[start Records to process]
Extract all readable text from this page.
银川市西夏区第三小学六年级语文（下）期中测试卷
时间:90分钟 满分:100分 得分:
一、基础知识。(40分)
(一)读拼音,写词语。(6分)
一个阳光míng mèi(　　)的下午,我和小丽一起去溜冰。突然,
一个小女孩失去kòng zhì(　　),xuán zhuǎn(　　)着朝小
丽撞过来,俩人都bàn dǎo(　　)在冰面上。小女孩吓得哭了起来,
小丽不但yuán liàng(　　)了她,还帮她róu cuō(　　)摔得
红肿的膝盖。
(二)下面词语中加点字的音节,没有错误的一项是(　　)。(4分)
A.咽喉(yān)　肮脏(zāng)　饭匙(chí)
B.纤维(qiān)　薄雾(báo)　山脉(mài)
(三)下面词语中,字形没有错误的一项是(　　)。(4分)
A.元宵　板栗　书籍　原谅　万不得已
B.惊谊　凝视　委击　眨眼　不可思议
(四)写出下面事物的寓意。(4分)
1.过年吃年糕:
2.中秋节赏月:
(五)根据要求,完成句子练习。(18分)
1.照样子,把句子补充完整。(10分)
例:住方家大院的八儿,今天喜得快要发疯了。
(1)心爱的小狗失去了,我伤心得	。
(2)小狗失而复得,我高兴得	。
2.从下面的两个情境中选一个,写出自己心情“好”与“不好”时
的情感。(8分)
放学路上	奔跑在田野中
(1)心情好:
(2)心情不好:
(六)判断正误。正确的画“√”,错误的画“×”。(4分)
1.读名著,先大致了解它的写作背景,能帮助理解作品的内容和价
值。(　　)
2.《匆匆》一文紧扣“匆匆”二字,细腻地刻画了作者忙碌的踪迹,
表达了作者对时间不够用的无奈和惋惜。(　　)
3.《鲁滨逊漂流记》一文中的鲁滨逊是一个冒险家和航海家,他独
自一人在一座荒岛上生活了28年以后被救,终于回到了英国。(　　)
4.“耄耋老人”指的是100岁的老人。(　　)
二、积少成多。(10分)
[end Records to process]
[start Records to process]
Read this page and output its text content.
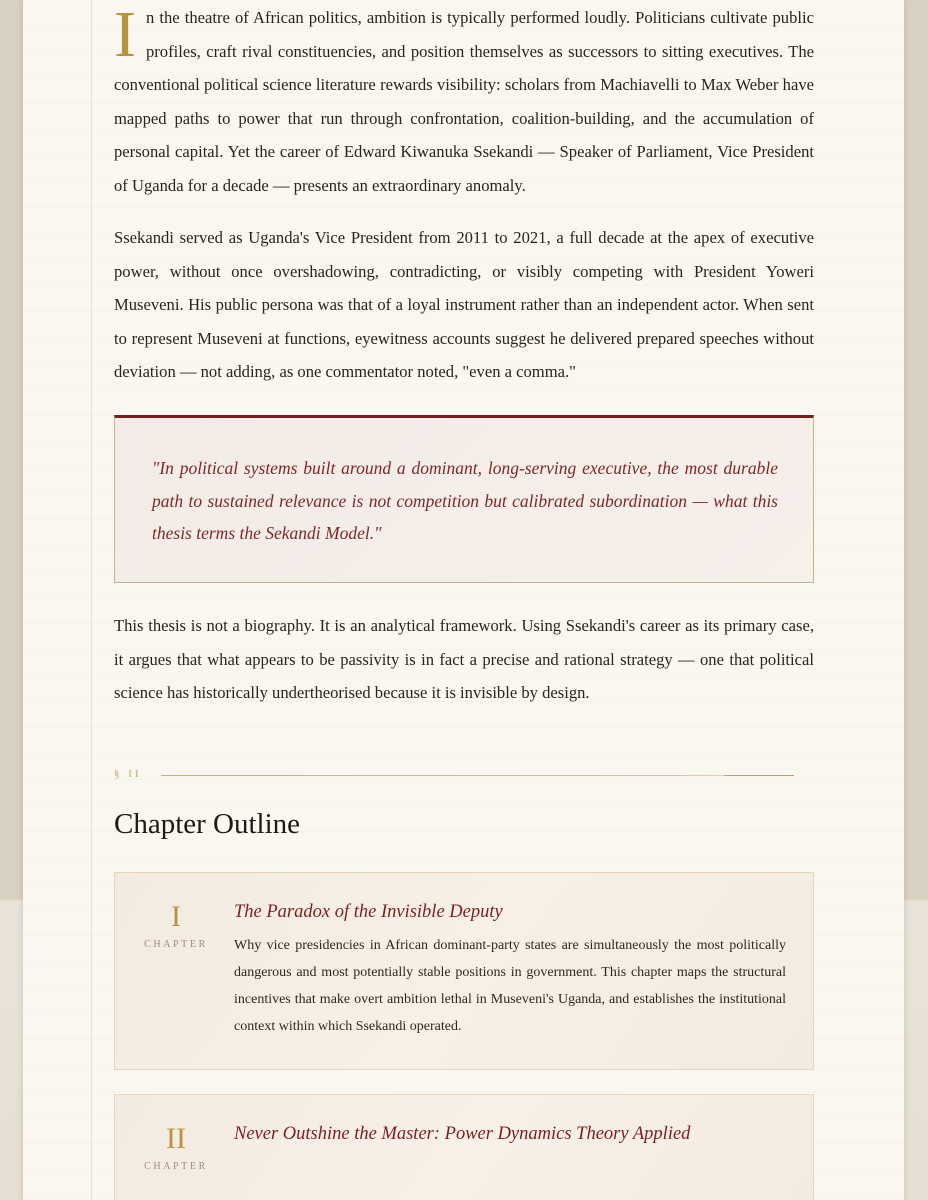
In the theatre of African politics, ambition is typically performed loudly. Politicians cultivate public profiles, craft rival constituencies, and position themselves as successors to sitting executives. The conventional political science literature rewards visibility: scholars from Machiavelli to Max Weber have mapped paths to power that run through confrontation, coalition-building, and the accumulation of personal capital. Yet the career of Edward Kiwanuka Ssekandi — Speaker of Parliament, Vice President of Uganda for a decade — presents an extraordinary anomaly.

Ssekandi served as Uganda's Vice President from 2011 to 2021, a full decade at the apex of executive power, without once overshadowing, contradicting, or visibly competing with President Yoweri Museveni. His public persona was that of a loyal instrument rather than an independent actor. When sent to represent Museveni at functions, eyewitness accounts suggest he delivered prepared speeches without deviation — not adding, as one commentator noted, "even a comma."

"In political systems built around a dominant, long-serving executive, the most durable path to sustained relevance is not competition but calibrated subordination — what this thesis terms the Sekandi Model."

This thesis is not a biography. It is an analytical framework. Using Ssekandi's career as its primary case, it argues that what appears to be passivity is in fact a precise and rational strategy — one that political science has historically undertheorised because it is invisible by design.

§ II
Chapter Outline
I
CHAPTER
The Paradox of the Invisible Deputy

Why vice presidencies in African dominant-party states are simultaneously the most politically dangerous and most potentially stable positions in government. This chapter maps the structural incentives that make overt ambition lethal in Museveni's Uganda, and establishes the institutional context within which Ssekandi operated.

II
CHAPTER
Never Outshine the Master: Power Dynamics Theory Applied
[end Records to process]
The problem: Return a copy of every line that includes the word "page".

Solution for this exercise:
Extract all readable text from this page.
Read this page and output its text content.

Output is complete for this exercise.